Work item:
In your answer, set down the records below exactly as they stand, omitting pictures.
─── Listed records ───
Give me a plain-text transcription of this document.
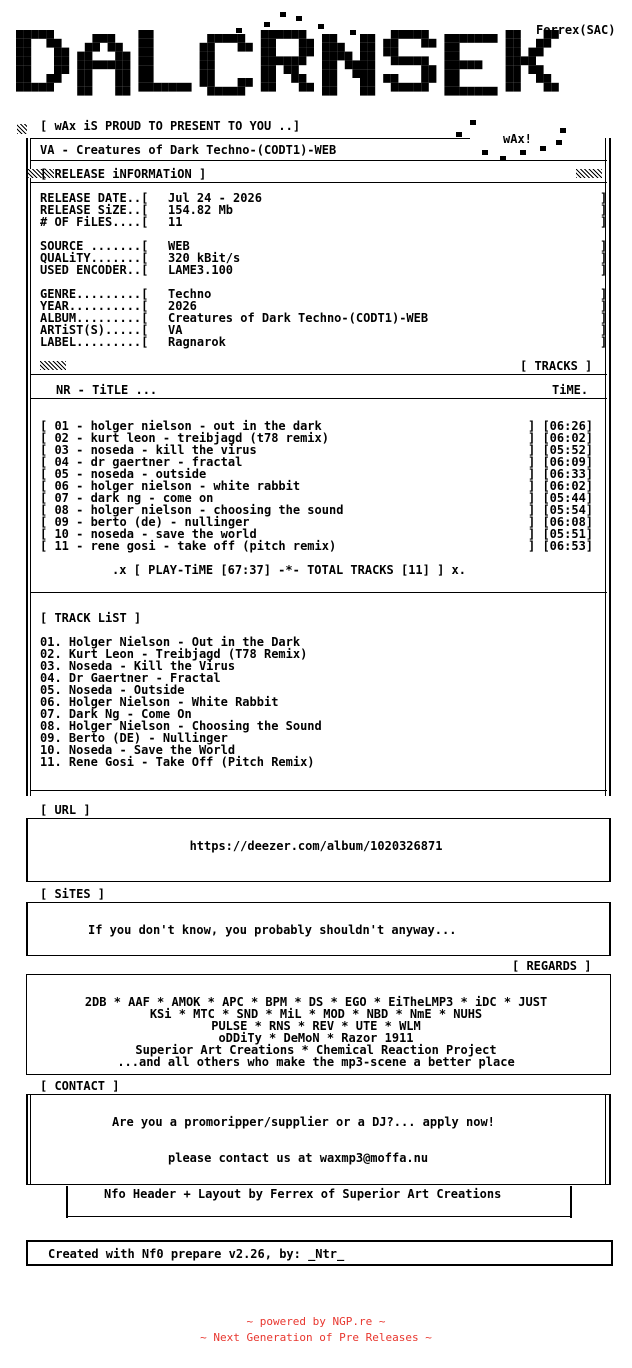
Ferrex(SAC)
[ wAx iS PROUD TO PRESENT TO YOU ..]
wAx!
VA - Creatures of Dark Techno-(CODT1)-WEB
[ RELEASE iNFORMATiON ]
RELEASE DATE..[ Jul 24 - 2026
RELEASE SiZE..[ 154.82 Mb
# OF FiLES....[ 11
SOURCE .......[ WEB
QUALiTY.......[ 320 kBit/s
USED ENCODER..[ LAME3.100
GENRE.........[ Techno
YEAR..........[ 2026
ALBUM.........[ Creatures of Dark Techno-(CODT1)-WEB
ARTiST(S).....[ VA
LABEL.........[ Ragnarok
]
]
]

]
]
]

]
]
]
]
]
[ TRACKS ]
NR - TiTLE ...	TiME.
[ 01 - holger nielson - out in the dark	] [06:26]
[ 02 - kurt leon - treibjagd (t78 remix)	] [06:02]
[ 03 - noseda - kill the virus	] [05:52]
[ 04 - dr gaertner - fractal	] [06:09]
[ 05 - noseda - outside	] [06:33]
[ 06 - holger nielson - white rabbit	] [06:02]
[ 07 - dark ng - come on	] [05:44]
[ 08 - holger nielson - choosing the sound	] [05:54]
[ 09 - berto (de) - nullinger	] [06:08]
[ 10 - noseda - save the world	] [05:51]
[ 11 - rene gosi - take off (pitch remix)	] [06:53]
.x [ PLAY-TiME [67:37] -*- TOTAL TRACKS [11] ] x.
[ TRACK LiST ]
01. Holger Nielson - Out in the Dark
02. Kurt Leon - Treibjagd (T78 Remix)
03. Noseda - Kill the Virus
04. Dr Gaertner - Fractal
05. Noseda - Outside
06. Holger Nielson - White Rabbit
07. Dark Ng - Come On
08. Holger Nielson - Choosing the Sound
09. Berto (DE) - Nullinger
10. Noseda - Save the World
11. Rene Gosi - Take Off (Pitch Remix)
[ URL ]
https://deezer.com/album/1020326871
[ SiTES ]
If you don't know, you probably shouldn't anyway...
[ REGARDS ]
2DB * AAF * AMOK * APC * BPM * DS * EGO * EiTheLMP3 * iDC * JUST
KSi * MTC * SND * MiL * MOD * NBD * NmE * NUHS
PULSE * RNS * REV * UTE * WLM
oDDiTy * DeMoN * Razor 1911
Superior Art Creations * Chemical Reaction Project
...and all others who make the mp3-scene a better place
[ CONTACT ]
Are you a promoripper/supplier or a DJ?... apply now!
please contact us at waxmp3@moffa.nu
Nfo Header + Layout by Ferrex of Superior Art Creations
Created with Nf0 prepare v2.26, by: _Ntr_
~ powered by NGP.re ~
~ Next Generation of Pre Releases ~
───
Response to this exercise:
Give me a plain-text transcription of this document.
Ferrex(SAC)
[ wAx iS PROUD TO PRESENT TO YOU ..]
wAx!
VA - Creatures of Dark Techno-(CODT1)-WEB
[ RELEASE iNFORMATiON ]
RELEASE DATE..[ Jul 24 - 2026
RELEASE SiZE..[ 154.82 Mb
# OF FiLES....[ 11
SOURCE .......[ WEB
QUALiTY.......[ 320 kBit/s
USED ENCODER..[ LAME3.100
GENRE.........[ Techno
YEAR..........[ 2026
ALBUM.........[ Creatures of Dark Techno-(CODT1)-WEB
ARTiST(S).....[ VA
LABEL.........[ Ragnarok
]
]
]

]
]
]

]
]
]
]
]
[ TRACKS ]
NR - TiTLE ...	TiME.
[ 01 - holger nielson - out in the dark	] [06:26]
[ 02 - kurt leon - treibjagd (t78 remix)	] [06:02]
[ 03 - noseda - kill the virus	] [05:52]
[ 04 - dr gaertner - fractal	] [06:09]
[ 05 - noseda - outside	] [06:33]
[ 06 - holger nielson - white rabbit	] [06:02]
[ 07 - dark ng - come on	] [05:44]
[ 08 - holger nielson - choosing the sound	] [05:54]
[ 09 - berto (de) - nullinger	] [06:08]
[ 10 - noseda - save the world	] [05:51]
[ 11 - rene gosi - take off (pitch remix)	] [06:53]
.x [ PLAY-TiME [67:37] -*- TOTAL TRACKS [11] ] x.
[ TRACK LiST ]
01. Holger Nielson - Out in the Dark
02. Kurt Leon - Treibjagd (T78 Remix)
03. Noseda - Kill the Virus
04. Dr Gaertner - Fractal
05. Noseda - Outside
06. Holger Nielson - White Rabbit
07. Dark Ng - Come On
08. Holger Nielson - Choosing the Sound
09. Berto (DE) - Nullinger
10. Noseda - Save the World
11. Rene Gosi - Take Off (Pitch Remix)
[ URL ]
https://deezer.com/album/1020326871
[ SiTES ]
If you don't know, you probably shouldn't anyway...
[ REGARDS ]
2DB * AAF * AMOK * APC * BPM * DS * EGO * EiTheLMP3 * iDC * JUST
KSi * MTC * SND * MiL * MOD * NBD * NmE * NUHS
PULSE * RNS * REV * UTE * WLM
oDDiTy * DeMoN * Razor 1911
Superior Art Creations * Chemical Reaction Project
...and all others who make the mp3-scene a better place
[ CONTACT ]
Are you a promoripper/supplier or a DJ?... apply now!
please contact us at waxmp3@moffa.nu
Nfo Header + Layout by Ferrex of Superior Art Creations
Created with Nf0 prepare v2.26, by: _Ntr_
~ powered by NGP.re ~
~ Next Generation of Pre Releases ~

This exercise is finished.